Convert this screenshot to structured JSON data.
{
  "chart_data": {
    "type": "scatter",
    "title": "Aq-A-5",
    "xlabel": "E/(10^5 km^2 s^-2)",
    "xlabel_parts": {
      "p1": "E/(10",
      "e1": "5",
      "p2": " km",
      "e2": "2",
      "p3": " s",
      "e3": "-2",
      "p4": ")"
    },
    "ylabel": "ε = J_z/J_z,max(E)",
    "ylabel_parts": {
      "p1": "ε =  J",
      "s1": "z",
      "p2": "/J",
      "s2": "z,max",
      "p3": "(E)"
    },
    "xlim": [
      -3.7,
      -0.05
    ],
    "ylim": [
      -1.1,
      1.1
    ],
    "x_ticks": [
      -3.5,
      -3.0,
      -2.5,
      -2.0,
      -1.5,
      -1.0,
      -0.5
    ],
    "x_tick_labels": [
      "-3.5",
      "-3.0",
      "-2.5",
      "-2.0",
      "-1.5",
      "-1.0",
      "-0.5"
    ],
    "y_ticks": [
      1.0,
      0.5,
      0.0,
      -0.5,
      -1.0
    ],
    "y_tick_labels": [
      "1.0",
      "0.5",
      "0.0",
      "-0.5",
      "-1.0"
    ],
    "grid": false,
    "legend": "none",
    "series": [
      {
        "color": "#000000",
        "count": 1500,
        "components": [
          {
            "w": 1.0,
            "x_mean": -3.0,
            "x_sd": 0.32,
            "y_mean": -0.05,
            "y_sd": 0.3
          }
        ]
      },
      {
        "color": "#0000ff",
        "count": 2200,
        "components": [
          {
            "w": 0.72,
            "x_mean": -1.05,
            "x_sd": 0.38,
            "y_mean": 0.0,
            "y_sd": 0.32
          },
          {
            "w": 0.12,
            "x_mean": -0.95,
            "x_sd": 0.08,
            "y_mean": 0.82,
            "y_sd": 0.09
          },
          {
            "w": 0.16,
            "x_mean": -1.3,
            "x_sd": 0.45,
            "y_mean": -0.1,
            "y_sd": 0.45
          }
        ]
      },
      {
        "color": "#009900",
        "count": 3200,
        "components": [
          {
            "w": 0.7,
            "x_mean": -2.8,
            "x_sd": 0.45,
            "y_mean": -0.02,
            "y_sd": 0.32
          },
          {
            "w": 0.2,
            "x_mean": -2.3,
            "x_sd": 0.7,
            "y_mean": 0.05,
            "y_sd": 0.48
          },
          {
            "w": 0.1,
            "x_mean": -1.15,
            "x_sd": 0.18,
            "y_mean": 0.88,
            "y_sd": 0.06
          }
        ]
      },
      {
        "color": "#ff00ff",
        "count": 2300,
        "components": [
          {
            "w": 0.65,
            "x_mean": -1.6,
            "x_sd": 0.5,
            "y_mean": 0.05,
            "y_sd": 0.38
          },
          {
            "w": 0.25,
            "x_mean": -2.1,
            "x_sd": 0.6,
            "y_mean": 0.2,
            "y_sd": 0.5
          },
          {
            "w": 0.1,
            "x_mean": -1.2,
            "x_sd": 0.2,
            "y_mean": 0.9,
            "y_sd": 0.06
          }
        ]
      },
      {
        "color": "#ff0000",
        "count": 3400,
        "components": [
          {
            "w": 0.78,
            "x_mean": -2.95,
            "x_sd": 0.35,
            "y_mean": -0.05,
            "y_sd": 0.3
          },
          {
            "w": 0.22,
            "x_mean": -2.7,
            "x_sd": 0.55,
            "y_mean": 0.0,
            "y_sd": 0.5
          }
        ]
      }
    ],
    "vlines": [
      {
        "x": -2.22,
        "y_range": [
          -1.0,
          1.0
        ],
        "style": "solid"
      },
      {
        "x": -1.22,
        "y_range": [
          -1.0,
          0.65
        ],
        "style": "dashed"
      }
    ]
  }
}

□ □ □

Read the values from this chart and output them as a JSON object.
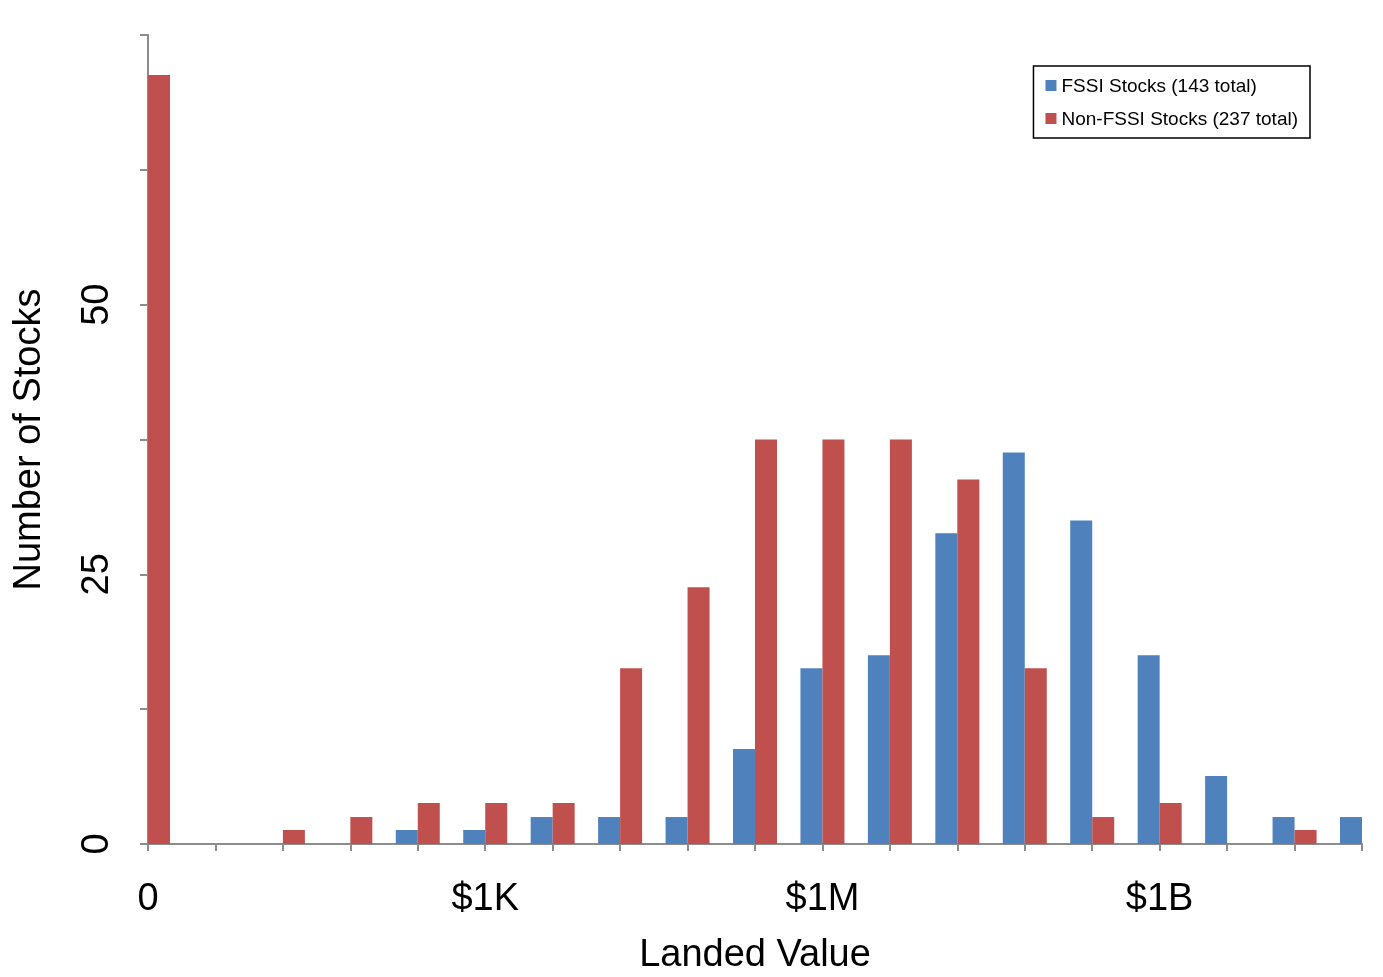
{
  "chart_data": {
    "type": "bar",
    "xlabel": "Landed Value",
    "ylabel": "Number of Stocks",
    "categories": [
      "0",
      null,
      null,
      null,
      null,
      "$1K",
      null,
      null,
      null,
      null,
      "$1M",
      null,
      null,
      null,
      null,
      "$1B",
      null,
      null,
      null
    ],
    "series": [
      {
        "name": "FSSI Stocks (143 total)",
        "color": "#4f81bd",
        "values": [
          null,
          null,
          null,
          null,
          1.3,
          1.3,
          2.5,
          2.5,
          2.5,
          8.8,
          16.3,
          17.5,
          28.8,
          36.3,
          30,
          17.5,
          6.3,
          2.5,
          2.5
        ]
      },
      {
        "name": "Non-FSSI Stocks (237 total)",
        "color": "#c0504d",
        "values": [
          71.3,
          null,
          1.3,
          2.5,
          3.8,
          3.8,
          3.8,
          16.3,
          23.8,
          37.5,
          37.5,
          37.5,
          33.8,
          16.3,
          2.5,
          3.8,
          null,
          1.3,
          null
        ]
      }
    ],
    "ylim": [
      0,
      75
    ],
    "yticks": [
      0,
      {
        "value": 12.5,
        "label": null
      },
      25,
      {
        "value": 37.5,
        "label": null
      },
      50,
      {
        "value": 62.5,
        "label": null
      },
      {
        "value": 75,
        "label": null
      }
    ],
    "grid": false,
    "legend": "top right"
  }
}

□ □ □

GOAL ▸ Copy each line from the data above that includes "FSSI".

RESPONSE BELOW ▸
        "name": "FSSI Stocks (143 total)",
        "name": "Non-FSSI Stocks (237 total)",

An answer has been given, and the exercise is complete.